Exercise description: Show every line where "icon" occurs.

## Start Material provided

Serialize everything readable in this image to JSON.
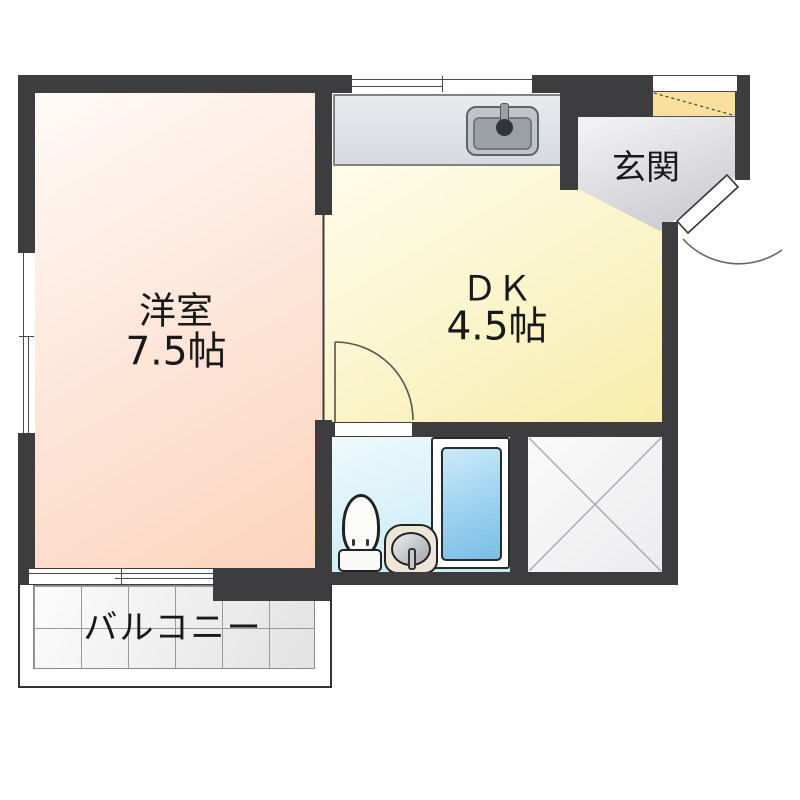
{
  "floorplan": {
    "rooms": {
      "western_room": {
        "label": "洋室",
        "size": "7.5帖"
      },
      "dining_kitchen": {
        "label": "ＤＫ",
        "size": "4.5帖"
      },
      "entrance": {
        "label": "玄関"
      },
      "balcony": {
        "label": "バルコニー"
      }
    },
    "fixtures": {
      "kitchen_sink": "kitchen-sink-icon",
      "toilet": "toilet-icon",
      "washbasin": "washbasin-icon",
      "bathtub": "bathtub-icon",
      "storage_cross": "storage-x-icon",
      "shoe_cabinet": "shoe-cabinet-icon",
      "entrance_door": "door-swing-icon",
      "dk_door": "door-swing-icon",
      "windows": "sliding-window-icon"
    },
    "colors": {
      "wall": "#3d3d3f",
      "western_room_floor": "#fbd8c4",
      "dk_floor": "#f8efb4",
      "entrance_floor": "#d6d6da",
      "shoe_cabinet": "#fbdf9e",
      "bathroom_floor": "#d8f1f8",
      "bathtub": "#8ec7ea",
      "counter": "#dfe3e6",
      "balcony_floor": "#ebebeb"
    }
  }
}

## End Material provided

Finished exercise:
      "kitchen_sink": "kitchen-sink-icon",
      "toilet": "toilet-icon",
      "washbasin": "washbasin-icon",
      "bathtub": "bathtub-icon",
      "storage_cross": "storage-x-icon",
      "shoe_cabinet": "shoe-cabinet-icon",
      "entrance_door": "door-swing-icon",
      "dk_door": "door-swing-icon",
      "windows": "sliding-window-icon"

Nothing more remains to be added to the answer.